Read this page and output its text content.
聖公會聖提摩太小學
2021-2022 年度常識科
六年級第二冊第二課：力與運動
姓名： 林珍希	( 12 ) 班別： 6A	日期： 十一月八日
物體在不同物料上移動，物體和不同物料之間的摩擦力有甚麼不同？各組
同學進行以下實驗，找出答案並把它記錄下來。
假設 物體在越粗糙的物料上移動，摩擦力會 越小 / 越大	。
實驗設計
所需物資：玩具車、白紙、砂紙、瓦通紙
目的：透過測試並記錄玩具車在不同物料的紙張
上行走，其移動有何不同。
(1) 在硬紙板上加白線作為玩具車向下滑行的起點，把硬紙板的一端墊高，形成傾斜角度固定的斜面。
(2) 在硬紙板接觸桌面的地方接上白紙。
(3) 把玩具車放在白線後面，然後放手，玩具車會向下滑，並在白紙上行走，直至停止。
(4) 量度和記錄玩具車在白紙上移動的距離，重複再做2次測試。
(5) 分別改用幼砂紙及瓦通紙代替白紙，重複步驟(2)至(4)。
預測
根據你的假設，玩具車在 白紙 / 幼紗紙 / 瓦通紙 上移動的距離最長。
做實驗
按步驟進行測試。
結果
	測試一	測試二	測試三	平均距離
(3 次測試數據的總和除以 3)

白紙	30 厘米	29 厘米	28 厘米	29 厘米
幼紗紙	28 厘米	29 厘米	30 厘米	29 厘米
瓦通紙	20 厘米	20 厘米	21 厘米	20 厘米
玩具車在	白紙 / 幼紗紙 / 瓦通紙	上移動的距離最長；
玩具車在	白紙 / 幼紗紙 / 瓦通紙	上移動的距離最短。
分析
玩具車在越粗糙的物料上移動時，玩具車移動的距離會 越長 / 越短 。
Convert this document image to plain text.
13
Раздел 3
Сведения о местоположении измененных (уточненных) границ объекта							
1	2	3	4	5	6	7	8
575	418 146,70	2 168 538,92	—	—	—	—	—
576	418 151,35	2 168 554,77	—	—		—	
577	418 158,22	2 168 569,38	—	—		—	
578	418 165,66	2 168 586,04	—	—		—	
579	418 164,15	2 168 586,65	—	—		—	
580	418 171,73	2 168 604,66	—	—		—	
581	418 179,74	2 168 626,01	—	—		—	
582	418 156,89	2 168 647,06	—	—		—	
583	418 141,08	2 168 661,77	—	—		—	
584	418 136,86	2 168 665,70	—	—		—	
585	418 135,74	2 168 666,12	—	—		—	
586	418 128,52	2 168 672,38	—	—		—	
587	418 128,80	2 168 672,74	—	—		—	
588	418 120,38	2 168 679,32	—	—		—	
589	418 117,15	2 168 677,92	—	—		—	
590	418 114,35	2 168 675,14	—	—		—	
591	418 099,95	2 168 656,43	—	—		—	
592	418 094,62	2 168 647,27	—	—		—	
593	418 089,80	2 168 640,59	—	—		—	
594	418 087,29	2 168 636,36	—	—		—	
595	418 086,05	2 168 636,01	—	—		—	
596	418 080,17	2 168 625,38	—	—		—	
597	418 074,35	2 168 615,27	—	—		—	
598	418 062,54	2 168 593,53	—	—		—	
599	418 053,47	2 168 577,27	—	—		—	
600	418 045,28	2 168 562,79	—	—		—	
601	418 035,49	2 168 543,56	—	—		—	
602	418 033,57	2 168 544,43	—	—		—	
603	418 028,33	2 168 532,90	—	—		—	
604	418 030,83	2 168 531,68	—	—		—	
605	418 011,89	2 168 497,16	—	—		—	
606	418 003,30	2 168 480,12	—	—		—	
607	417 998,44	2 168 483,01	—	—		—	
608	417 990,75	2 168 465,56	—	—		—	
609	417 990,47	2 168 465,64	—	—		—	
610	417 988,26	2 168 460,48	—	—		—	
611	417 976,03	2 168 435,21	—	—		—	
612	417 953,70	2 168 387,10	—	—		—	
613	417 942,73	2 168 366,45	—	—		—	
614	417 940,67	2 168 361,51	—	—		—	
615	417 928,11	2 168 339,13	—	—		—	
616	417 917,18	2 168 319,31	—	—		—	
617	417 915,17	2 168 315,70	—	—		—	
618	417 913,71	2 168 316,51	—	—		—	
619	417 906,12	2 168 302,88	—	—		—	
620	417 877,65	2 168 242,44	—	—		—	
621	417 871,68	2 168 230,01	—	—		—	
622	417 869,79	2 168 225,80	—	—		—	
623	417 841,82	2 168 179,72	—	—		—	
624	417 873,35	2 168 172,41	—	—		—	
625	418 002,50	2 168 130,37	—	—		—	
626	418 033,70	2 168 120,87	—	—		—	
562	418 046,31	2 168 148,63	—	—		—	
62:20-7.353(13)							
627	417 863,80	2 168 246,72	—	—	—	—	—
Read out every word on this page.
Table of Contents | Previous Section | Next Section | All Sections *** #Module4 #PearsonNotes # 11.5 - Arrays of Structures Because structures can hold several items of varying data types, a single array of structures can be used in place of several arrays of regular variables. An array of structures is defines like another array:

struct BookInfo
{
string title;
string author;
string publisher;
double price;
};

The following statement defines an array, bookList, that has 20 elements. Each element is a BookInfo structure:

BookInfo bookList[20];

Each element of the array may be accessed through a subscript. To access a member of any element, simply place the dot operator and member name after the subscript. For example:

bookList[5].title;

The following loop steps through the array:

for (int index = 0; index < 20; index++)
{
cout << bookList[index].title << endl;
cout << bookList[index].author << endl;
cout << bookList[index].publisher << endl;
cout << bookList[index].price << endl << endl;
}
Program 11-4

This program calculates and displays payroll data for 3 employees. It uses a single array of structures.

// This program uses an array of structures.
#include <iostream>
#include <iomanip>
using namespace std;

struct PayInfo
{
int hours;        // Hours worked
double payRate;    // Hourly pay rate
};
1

◆ WHAT THE EXERCISE ASKS:
Recopy the entries above in their entirety, exactly.

◆ FINISHED ANSWER:
Read this page and output its text content.
聖公會聖提摩太小學
2021-2022 年度常識科
六年級第二冊第二課：力與運動
姓名： 林珍希	( 12 ) 班別： 6A	日期： 十一月八日
物體在不同物料上移動，物體和不同物料之間的摩擦力有甚麼不同？各組
同學進行以下實驗，找出答案並把它記錄下來。
假設 物體在越粗糙的物料上移動，摩擦力會 越小 / 越大	。
實驗設計
所需物資：玩具車、白紙、砂紙、瓦通紙
目的：透過測試並記錄玩具車在不同物料的紙張
上行走，其移動有何不同。
(1) 在硬紙板上加白線作為玩具車向下滑行的起點，把硬紙板的一端墊高，形成傾斜角度固定的斜面。
(2) 在硬紙板接觸桌面的地方接上白紙。
(3) 把玩具車放在白線後面，然後放手，玩具車會向下滑，並在白紙上行走，直至停止。
(4) 量度和記錄玩具車在白紙上移動的距離，重複再做2次測試。
(5) 分別改用幼砂紙及瓦通紙代替白紙，重複步驟(2)至(4)。
預測
根據你的假設，玩具車在 白紙 / 幼紗紙 / 瓦通紙 上移動的距離最長。
做實驗
按步驟進行測試。
結果
	測試一	測試二	測試三	平均距離
(3 次測試數據的總和除以 3)

白紙	30 厘米	29 厘米	28 厘米	29 厘米
幼紗紙	28 厘米	29 厘米	30 厘米	29 厘米
瓦通紙	20 厘米	20 厘米	21 厘米	20 厘米
玩具車在	白紙 / 幼紗紙 / 瓦通紙	上移動的距離最長；
玩具車在	白紙 / 幼紗紙 / 瓦通紙	上移動的距離最短。
分析
玩具車在越粗糙的物料上移動時，玩具車移動的距離會 越長 / 越短 。
Convert this document image to plain text.
13
Раздел 3
Сведения о местоположении измененных (уточненных) границ объекта							
1	2	3	4	5	6	7	8
575	418 146,70	2 168 538,92	—	—	—	—	—
576	418 151,35	2 168 554,77	—	—		—	
577	418 158,22	2 168 569,38	—	—		—	
578	418 165,66	2 168 586,04	—	—		—	
579	418 164,15	2 168 586,65	—	—		—	
580	418 171,73	2 168 604,66	—	—		—	
581	418 179,74	2 168 626,01	—	—		—	
582	418 156,89	2 168 647,06	—	—		—	
583	418 141,08	2 168 661,77	—	—		—	
584	418 136,86	2 168 665,70	—	—		—	
585	418 135,74	2 168 666,12	—	—		—	
586	418 128,52	2 168 672,38	—	—		—	
587	418 128,80	2 168 672,74	—	—		—	
588	418 120,38	2 168 679,32	—	—		—	
589	418 117,15	2 168 677,92	—	—		—	
590	418 114,35	2 168 675,14	—	—		—	
591	418 099,95	2 168 656,43	—	—		—	
592	418 094,62	2 168 647,27	—	—		—	
593	418 089,80	2 168 640,59	—	—		—	
594	418 087,29	2 168 636,36	—	—		—	
595	418 086,05	2 168 636,01	—	—		—	
596	418 080,17	2 168 625,38	—	—		—	
597	418 074,35	2 168 615,27	—	—		—	
598	418 062,54	2 168 593,53	—	—		—	
599	418 053,47	2 168 577,27	—	—		—	
600	418 045,28	2 168 562,79	—	—		—	
601	418 035,49	2 168 543,56	—	—		—	
602	418 033,57	2 168 544,43	—	—		—	
603	418 028,33	2 168 532,90	—	—		—	
604	418 030,83	2 168 531,68	—	—		—	
605	418 011,89	2 168 497,16	—	—		—	
606	418 003,30	2 168 480,12	—	—		—	
607	417 998,44	2 168 483,01	—	—		—	
608	417 990,75	2 168 465,56	—	—		—	
609	417 990,47	2 168 465,64	—	—		—	
610	417 988,26	2 168 460,48	—	—		—	
611	417 976,03	2 168 435,21	—	—		—	
612	417 953,70	2 168 387,10	—	—		—	
613	417 942,73	2 168 366,45	—	—		—	
614	417 940,67	2 168 361,51	—	—		—	
615	417 928,11	2 168 339,13	—	—		—	
616	417 917,18	2 168 319,31	—	—		—	
617	417 915,17	2 168 315,70	—	—		—	
618	417 913,71	2 168 316,51	—	—		—	
619	417 906,12	2 168 302,88	—	—		—	
620	417 877,65	2 168 242,44	—	—		—	
621	417 871,68	2 168 230,01	—	—		—	
622	417 869,79	2 168 225,80	—	—		—	
623	417 841,82	2 168 179,72	—	—		—	
624	417 873,35	2 168 172,41	—	—		—	
625	418 002,50	2 168 130,37	—	—		—	
626	418 033,70	2 168 120,87	—	—		—	
562	418 046,31	2 168 148,63	—	—		—	
62:20-7.353(13)							
627	417 863,80	2 168 246,72	—	—	—	—	—
Read out every word on this page.
Table of Contents | Previous Section | Next Section | All Sections *** #Module4 #PearsonNotes # 11.5 - Arrays of Structures Because structures can hold several items of varying data types, a single array of structures can be used in place of several arrays of regular variables. An array of structures is defines like another array:

struct BookInfo
{
string title;
string author;
string publisher;
double price;
};

The following statement defines an array, bookList, that has 20 elements. Each element is a BookInfo structure:

BookInfo bookList[20];

Each element of the array may be accessed through a subscript. To access a member of any element, simply place the dot operator and member name after the subscript. For example:

bookList[5].title;

The following loop steps through the array:

for (int index = 0; index < 20; index++)
{
cout << bookList[index].title << endl;
cout << bookList[index].author << endl;
cout << bookList[index].publisher << endl;
cout << bookList[index].price << endl << endl;
}
Program 11-4

This program calculates and displays payroll data for 3 employees. It uses a single array of structures.

// This program uses an array of structures.
#include <iostream>
#include <iomanip>
using namespace std;

struct PayInfo
{
int hours;        // Hours worked
double payRate;    // Hourly pay rate
};
1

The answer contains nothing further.